Given task: Below are some records; reproduce every one of them exactly.

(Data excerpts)
>> START

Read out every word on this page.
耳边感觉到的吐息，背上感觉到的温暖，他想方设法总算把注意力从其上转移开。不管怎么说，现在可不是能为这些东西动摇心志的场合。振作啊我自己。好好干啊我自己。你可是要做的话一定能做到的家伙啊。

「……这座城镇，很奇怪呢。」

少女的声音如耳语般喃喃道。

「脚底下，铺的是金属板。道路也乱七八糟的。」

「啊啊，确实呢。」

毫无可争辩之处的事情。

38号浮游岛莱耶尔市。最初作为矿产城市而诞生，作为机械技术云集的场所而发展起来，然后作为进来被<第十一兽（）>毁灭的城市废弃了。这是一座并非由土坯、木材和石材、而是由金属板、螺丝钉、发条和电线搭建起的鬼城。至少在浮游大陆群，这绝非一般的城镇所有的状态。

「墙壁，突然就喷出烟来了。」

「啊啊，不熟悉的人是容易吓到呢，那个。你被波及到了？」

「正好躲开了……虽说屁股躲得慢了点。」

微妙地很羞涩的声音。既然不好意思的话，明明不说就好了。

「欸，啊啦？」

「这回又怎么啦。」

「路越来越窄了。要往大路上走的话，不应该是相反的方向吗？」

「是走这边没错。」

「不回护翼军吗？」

>> END

Output for this exercise:
Read out every word on this page.
耳边感觉到的吐息，背上感觉到的温暖，他想方设法总算把注意力从其上转移开。不管怎么说，现在可不是能为这些东西动摇心志的场合。振作啊我自己。好好干啊我自己。你可是要做的话一定能做到的家伙啊。

「……这座城镇，很奇怪呢。」

少女的声音如耳语般喃喃道。

「脚底下，铺的是金属板。道路也乱七八糟的。」

「啊啊，确实呢。」

毫无可争辩之处的事情。

38号浮游岛莱耶尔市。最初作为矿产城市而诞生，作为机械技术云集的场所而发展起来，然后作为进来被<第十一兽（）>毁灭的城市废弃了。这是一座并非由土坯、木材和石材、而是由金属板、螺丝钉、发条和电线搭建起的鬼城。至少在浮游大陆群，这绝非一般的城镇所有的状态。

「墙壁，突然就喷出烟来了。」

「啊啊，不熟悉的人是容易吓到呢，那个。你被波及到了？」

「正好躲开了……虽说屁股躲得慢了点。」

微妙地很羞涩的声音。既然不好意思的话，明明不说就好了。

「欸，啊啦？」

「这回又怎么啦。」

「路越来越窄了。要往大路上走的话，不应该是相反的方向吗？」

「是走这边没错。」

「不回护翼军吗？」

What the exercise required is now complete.